Copy every line of the data exactly, leaving nothing out.

# start of Supplied entries

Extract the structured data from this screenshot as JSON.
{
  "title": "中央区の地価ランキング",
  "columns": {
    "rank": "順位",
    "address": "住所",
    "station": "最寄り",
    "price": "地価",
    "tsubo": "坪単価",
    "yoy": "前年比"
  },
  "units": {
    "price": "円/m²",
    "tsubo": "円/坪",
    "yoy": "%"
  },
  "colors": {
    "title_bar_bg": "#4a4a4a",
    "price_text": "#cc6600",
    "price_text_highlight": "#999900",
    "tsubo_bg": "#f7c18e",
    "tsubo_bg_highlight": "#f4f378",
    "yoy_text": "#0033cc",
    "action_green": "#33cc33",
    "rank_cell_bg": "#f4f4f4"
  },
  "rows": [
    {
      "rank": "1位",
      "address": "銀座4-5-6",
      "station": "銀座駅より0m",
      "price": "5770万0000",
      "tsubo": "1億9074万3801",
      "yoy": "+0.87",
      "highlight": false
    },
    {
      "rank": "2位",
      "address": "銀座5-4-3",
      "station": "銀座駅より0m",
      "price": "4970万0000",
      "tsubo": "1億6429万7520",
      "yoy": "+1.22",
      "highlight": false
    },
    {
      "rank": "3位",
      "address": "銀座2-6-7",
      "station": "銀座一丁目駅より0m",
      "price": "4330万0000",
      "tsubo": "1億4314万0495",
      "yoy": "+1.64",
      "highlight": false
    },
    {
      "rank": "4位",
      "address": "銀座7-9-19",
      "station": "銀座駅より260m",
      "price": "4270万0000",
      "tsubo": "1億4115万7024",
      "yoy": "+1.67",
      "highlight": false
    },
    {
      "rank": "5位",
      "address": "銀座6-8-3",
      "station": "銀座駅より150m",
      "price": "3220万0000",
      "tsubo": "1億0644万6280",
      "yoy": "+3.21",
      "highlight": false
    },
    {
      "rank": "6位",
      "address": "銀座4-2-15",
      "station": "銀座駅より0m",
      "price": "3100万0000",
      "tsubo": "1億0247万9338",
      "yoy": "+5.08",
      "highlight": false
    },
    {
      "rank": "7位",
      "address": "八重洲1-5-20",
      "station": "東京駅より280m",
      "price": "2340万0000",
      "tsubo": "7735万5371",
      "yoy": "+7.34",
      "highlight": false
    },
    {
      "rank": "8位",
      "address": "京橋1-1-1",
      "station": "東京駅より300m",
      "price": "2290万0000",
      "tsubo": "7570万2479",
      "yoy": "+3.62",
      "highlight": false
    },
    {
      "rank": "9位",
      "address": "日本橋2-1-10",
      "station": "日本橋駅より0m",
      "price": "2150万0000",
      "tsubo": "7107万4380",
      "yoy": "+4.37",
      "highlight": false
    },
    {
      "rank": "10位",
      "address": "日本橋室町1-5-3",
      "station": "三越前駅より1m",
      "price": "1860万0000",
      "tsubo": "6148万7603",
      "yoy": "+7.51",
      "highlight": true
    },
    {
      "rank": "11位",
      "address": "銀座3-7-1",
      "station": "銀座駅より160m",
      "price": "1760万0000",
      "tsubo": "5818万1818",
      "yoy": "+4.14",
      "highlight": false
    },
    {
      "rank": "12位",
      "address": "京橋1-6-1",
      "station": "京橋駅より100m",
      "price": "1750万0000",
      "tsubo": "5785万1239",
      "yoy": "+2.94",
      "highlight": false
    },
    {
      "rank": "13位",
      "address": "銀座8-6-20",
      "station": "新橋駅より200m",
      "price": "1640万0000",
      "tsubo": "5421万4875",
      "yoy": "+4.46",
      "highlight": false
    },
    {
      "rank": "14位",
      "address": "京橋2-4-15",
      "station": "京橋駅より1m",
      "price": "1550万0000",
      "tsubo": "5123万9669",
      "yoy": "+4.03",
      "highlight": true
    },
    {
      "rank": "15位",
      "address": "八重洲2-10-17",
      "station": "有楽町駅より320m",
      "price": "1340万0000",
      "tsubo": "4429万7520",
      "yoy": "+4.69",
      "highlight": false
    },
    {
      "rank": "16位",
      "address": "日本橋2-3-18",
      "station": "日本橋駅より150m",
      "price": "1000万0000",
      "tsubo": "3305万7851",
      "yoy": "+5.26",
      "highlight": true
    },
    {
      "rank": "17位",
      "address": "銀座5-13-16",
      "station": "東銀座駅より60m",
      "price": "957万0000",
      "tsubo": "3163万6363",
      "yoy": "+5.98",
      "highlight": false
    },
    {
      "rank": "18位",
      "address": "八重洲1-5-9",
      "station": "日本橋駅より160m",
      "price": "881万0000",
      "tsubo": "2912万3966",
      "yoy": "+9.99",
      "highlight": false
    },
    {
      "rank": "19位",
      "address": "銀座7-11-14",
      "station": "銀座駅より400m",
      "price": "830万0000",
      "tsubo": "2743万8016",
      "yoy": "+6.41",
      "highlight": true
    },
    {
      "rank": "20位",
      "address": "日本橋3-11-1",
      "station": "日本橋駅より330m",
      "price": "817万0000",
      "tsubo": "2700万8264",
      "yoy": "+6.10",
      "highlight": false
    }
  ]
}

# end of Supplied entries

* **Exercise result**:
Extract the structured data from this screenshot as JSON.
{
  "title": "中央区の地価ランキング",
  "columns": {
    "rank": "順位",
    "address": "住所",
    "station": "最寄り",
    "price": "地価",
    "tsubo": "坪単価",
    "yoy": "前年比"
  },
  "units": {
    "price": "円/m²",
    "tsubo": "円/坪",
    "yoy": "%"
  },
  "colors": {
    "title_bar_bg": "#4a4a4a",
    "price_text": "#cc6600",
    "price_text_highlight": "#999900",
    "tsubo_bg": "#f7c18e",
    "tsubo_bg_highlight": "#f4f378",
    "yoy_text": "#0033cc",
    "action_green": "#33cc33",
    "rank_cell_bg": "#f4f4f4"
  },
  "rows": [
    {
      "rank": "1位",
      "address": "銀座4-5-6",
      "station": "銀座駅より0m",
      "price": "5770万0000",
      "tsubo": "1億9074万3801",
      "yoy": "+0.87",
      "highlight": false
    },
    {
      "rank": "2位",
      "address": "銀座5-4-3",
      "station": "銀座駅より0m",
      "price": "4970万0000",
      "tsubo": "1億6429万7520",
      "yoy": "+1.22",
      "highlight": false
    },
    {
      "rank": "3位",
      "address": "銀座2-6-7",
      "station": "銀座一丁目駅より0m",
      "price": "4330万0000",
      "tsubo": "1億4314万0495",
      "yoy": "+1.64",
      "highlight": false
    },
    {
      "rank": "4位",
      "address": "銀座7-9-19",
      "station": "銀座駅より260m",
      "price": "4270万0000",
      "tsubo": "1億4115万7024",
      "yoy": "+1.67",
      "highlight": false
    },
    {
      "rank": "5位",
      "address": "銀座6-8-3",
      "station": "銀座駅より150m",
      "price": "3220万0000",
      "tsubo": "1億0644万6280",
      "yoy": "+3.21",
      "highlight": false
    },
    {
      "rank": "6位",
      "address": "銀座4-2-15",
      "station": "銀座駅より0m",
      "price": "3100万0000",
      "tsubo": "1億0247万9338",
      "yoy": "+5.08",
      "highlight": false
    },
    {
      "rank": "7位",
      "address": "八重洲1-5-20",
      "station": "東京駅より280m",
      "price": "2340万0000",
      "tsubo": "7735万5371",
      "yoy": "+7.34",
      "highlight": false
    },
    {
      "rank": "8位",
      "address": "京橋1-1-1",
      "station": "東京駅より300m",
      "price": "2290万0000",
      "tsubo": "7570万2479",
      "yoy": "+3.62",
      "highlight": false
    },
    {
      "rank": "9位",
      "address": "日本橋2-1-10",
      "station": "日本橋駅より0m",
      "price": "2150万0000",
      "tsubo": "7107万4380",
      "yoy": "+4.37",
      "highlight": false
    },
    {
      "rank": "10位",
      "address": "日本橋室町1-5-3",
      "station": "三越前駅より1m",
      "price": "1860万0000",
      "tsubo": "6148万7603",
      "yoy": "+7.51",
      "highlight": true
    },
    {
      "rank": "11位",
      "address": "銀座3-7-1",
      "station": "銀座駅より160m",
      "price": "1760万0000",
      "tsubo": "5818万1818",
      "yoy": "+4.14",
      "highlight": false
    },
    {
      "rank": "12位",
      "address": "京橋1-6-1",
      "station": "京橋駅より100m",
      "price": "1750万0000",
      "tsubo": "5785万1239",
      "yoy": "+2.94",
      "highlight": false
    },
    {
      "rank": "13位",
      "address": "銀座8-6-20",
      "station": "新橋駅より200m",
      "price": "1640万0000",
      "tsubo": "5421万4875",
      "yoy": "+4.46",
      "highlight": false
    },
    {
      "rank": "14位",
      "address": "京橋2-4-15",
      "station": "京橋駅より1m",
      "price": "1550万0000",
      "tsubo": "5123万9669",
      "yoy": "+4.03",
      "highlight": true
    },
    {
      "rank": "15位",
      "address": "八重洲2-10-17",
      "station": "有楽町駅より320m",
      "price": "1340万0000",
      "tsubo": "4429万7520",
      "yoy": "+4.69",
      "highlight": false
    },
    {
      "rank": "16位",
      "address": "日本橋2-3-18",
      "station": "日本橋駅より150m",
      "price": "1000万0000",
      "tsubo": "3305万7851",
      "yoy": "+5.26",
      "highlight": true
    },
    {
      "rank": "17位",
      "address": "銀座5-13-16",
      "station": "東銀座駅より60m",
      "price": "957万0000",
      "tsubo": "3163万6363",
      "yoy": "+5.98",
      "highlight": false
    },
    {
      "rank": "18位",
      "address": "八重洲1-5-9",
      "station": "日本橋駅より160m",
      "price": "881万0000",
      "tsubo": "2912万3966",
      "yoy": "+9.99",
      "highlight": false
    },
    {
      "rank": "19位",
      "address": "銀座7-11-14",
      "station": "銀座駅より400m",
      "price": "830万0000",
      "tsubo": "2743万8016",
      "yoy": "+6.41",
      "highlight": true
    },
    {
      "rank": "20位",
      "address": "日本橋3-11-1",
      "station": "日本橋駅より330m",
      "price": "817万0000",
      "tsubo": "2700万8264",
      "yoy": "+6.10",
      "highlight": false
    }
  ]
}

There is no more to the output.